Aim of the exercise.
Pick out every line holding the string "campaign" and copy it.

Given records.

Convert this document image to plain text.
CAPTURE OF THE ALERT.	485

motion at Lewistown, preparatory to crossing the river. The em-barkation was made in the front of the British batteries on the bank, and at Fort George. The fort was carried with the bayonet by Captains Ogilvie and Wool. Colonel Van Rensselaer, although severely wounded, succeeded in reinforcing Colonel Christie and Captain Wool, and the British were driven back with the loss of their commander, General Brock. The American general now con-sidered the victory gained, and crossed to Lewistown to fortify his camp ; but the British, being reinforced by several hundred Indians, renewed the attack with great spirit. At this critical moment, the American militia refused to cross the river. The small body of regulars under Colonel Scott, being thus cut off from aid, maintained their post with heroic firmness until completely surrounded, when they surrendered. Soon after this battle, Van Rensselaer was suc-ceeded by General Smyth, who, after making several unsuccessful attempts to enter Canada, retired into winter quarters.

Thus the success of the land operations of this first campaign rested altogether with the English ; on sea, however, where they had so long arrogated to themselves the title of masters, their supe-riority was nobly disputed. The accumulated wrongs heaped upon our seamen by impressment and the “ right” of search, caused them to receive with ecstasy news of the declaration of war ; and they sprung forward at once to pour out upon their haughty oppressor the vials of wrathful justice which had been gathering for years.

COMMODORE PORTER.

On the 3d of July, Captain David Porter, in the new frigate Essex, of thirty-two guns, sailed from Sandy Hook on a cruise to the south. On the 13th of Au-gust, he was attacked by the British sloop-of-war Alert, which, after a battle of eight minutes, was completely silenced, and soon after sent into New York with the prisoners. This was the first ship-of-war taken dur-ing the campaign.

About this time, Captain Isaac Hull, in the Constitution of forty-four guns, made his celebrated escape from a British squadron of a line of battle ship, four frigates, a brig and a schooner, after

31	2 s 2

Output of the task.
Thus the success of the land operations of this first campaign rested altogether with the English ; on sea, however, where they had so long arrogated to themselves the title of masters, their supe-riority was nobly disputed. The accumulated wrongs heaped upon our seamen by impressment and the “ right” of search, caused them to receive with ecstasy news of the declaration of war ; and they sprung forward at once to pour out upon their haughty oppressor the vials of wrathful justice which had been gathering for years.
On the 3d of July, Captain David Porter, in the new frigate Essex, of thirty-two guns, sailed from Sandy Hook on a cruise to the south. On the 13th of Au-gust, he was attacked by the British sloop-of-war Alert, which, after a battle of eight minutes, was completely silenced, and soon after sent into New York with the prisoners. This was the first ship-of-war taken dur-ing the campaign.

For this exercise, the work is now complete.